§ **PASSAGE SHOWN**:
++++++++++++++++++++
Monday, Aug. 23, 1954

A Ghetto Destroyer

To Washington last week came 1,435 delegates for the annual convention of the National Medical Association, professional organization of U.S. Negro physicians. The encouraging news on every medical front: the bars of discrimination are falling. The delegates, who found themselves accepted in the city's best hotels and restaurants (in sharp contrast with their last Washington meeting 22 years ago), cheered a report by the District of Columbia's Dr. William Montague Cobb, chairman of N.M.A.'s Council on Medical Education and Hospitals.

Since the University of Arkansas admitted its first Negro medical student in 1948, eleven of 26 Southern medical schools have admitted Negro students.* Said Dr. Cobb: "The doors of constituent medical societies of the American Medical Association are now open [to] Negro physicians in ten of 17 Southern states and the District of Columbia . . . Steps toward the removal of racial membership restrictions have been taken in Tennessee and North Carolina."
++++++++++++++++++++
[Dataset records]
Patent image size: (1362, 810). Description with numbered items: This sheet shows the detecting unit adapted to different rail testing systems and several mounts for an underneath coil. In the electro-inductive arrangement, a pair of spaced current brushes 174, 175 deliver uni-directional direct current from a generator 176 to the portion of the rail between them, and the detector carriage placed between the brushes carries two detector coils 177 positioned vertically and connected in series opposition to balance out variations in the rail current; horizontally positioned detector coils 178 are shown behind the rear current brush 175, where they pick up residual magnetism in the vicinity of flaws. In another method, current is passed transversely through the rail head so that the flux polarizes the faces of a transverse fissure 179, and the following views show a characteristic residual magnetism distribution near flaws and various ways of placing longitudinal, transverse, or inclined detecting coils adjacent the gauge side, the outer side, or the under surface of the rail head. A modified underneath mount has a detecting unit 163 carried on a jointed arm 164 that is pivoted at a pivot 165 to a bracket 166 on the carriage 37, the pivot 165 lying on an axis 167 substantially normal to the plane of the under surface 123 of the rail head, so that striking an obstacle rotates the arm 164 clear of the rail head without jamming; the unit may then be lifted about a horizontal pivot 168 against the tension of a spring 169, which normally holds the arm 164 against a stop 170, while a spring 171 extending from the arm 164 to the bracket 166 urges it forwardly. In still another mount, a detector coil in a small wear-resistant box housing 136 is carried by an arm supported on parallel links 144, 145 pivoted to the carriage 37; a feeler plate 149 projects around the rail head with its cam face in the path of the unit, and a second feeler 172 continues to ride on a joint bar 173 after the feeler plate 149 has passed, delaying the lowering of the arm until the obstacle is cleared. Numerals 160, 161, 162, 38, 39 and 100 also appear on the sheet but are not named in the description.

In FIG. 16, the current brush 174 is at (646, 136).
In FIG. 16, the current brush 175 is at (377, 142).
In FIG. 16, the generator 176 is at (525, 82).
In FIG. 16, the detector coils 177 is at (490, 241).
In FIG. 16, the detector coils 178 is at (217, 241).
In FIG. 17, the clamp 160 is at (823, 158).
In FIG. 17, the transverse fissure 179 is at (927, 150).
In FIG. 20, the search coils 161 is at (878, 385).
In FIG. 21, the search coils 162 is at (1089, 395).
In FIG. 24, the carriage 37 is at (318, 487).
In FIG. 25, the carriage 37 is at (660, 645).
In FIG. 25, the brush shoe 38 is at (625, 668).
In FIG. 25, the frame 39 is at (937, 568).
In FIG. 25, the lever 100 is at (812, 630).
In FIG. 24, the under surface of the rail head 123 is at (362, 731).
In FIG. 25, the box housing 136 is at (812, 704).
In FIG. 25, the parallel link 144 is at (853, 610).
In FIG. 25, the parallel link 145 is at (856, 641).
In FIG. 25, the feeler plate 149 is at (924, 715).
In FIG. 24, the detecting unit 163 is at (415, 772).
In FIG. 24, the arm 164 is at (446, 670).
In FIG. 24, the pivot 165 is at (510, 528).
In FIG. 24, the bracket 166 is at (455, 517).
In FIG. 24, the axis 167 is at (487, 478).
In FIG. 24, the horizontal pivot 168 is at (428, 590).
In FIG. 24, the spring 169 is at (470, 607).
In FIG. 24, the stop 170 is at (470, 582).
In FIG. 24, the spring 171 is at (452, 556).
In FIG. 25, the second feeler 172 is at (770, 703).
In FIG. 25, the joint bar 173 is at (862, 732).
++++++++++++++++++++
§ **COMPLETE THE FOLLOWING**:
1) Decide whether each statement agrees with the article on the National Medical Association convention. Give yes or no for each, quoting the words of the article that settle it: (a) 1,435 delegates came to Washington for the convention. (b) The association's previous Washington meeting had been 12 years earlier. (c) Dr. William Montague Cobb chaired a council of the American Medical Association.
2) Resume the article on the National Medical Association convention from its final sentence.

§ **EXPECTED RESULTS**:
1)
(a) Yes: "To Washington last week came 1,435 delegates"
(b) No: "in sharp contrast with their last Washington meeting 22 years ago"
(c) No: "chairman of N.M.A.'s Council on Medical Education and Hospitals"

2)
In 1947, Negro medical graduates could hope for internships in only about 15 hospitals, most of them segregated. Last year, reported Dr. Cobb, practically every graduate of Howard and Meharry, two outstanding Negro medical schools, was accepted for internship "by the hospital of his choice." There are now Negro interns in 56 first-rate hospitals. The number of Negro specialists has increased from 87 in 1947 to 221.

Dr. Cobb's conclusion: "The present numbers are far below a desirable level . . . [But] the ghetto plan for provision of medical care for the Negro has been destroyed forever."

* Besides Arkansas, they are: St. Louis University, Medical College of Virginia, Washington University (St. Louis), and the Universities of Maryland, North Carolina, Oklahoma, Virginia, Texas, Missouri and Louisville.